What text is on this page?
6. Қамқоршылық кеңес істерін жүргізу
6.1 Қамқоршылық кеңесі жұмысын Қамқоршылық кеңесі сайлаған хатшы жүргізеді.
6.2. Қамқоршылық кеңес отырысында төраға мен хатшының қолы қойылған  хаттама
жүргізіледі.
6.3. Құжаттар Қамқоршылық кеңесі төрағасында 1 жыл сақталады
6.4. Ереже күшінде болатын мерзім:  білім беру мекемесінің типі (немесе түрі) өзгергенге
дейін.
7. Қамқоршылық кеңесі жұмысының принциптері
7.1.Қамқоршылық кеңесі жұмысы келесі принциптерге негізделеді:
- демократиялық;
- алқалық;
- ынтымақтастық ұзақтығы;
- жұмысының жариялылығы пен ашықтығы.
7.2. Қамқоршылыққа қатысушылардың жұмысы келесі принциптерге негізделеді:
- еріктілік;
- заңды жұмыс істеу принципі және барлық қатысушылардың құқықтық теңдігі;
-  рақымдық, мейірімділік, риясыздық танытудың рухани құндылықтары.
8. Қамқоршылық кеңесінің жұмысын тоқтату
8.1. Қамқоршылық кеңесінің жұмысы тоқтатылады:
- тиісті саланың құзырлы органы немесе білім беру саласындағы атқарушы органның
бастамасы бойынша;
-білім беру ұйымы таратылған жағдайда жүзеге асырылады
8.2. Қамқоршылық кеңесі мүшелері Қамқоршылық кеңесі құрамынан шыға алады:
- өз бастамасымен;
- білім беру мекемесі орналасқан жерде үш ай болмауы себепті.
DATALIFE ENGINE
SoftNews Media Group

* * * * *

Extract the entries above verbatim.

What text is on this page?
6. Қамқоршылық кеңес істерін жүргізу
6.1 Қамқоршылық кеңесі жұмысын Қамқоршылық кеңесі сайлаған хатшы жүргізеді.
6.2. Қамқоршылық кеңес отырысында төраға мен хатшының қолы қойылған  хаттама
жүргізіледі.
6.3. Құжаттар Қамқоршылық кеңесі төрағасында 1 жыл сақталады
6.4. Ереже күшінде болатын мерзім:  білім беру мекемесінің типі (немесе түрі) өзгергенге
дейін.
7. Қамқоршылық кеңесі жұмысының принциптері
7.1.Қамқоршылық кеңесі жұмысы келесі принциптерге негізделеді:
- демократиялық;
- алқалық;
- ынтымақтастық ұзақтығы;
- жұмысының жариялылығы пен ашықтығы.
7.2. Қамқоршылыққа қатысушылардың жұмысы келесі принциптерге негізделеді:
- еріктілік;
- заңды жұмыс істеу принципі және барлық қатысушылардың құқықтық теңдігі;
-  рақымдық, мейірімділік, риясыздық танытудың рухани құндылықтары.
8. Қамқоршылық кеңесінің жұмысын тоқтату
8.1. Қамқоршылық кеңесінің жұмысы тоқтатылады:
- тиісті саланың құзырлы органы немесе білім беру саласындағы атқарушы органның
бастамасы бойынша;
-білім беру ұйымы таратылған жағдайда жүзеге асырылады
8.2. Қамқоршылық кеңесі мүшелері Қамқоршылық кеңесі құрамынан шыға алады:
- өз бастамасымен;
- білім беру мекемесі орналасқан жерде үш ай болмауы себепті.
DATALIFE ENGINE
SoftNews Media Group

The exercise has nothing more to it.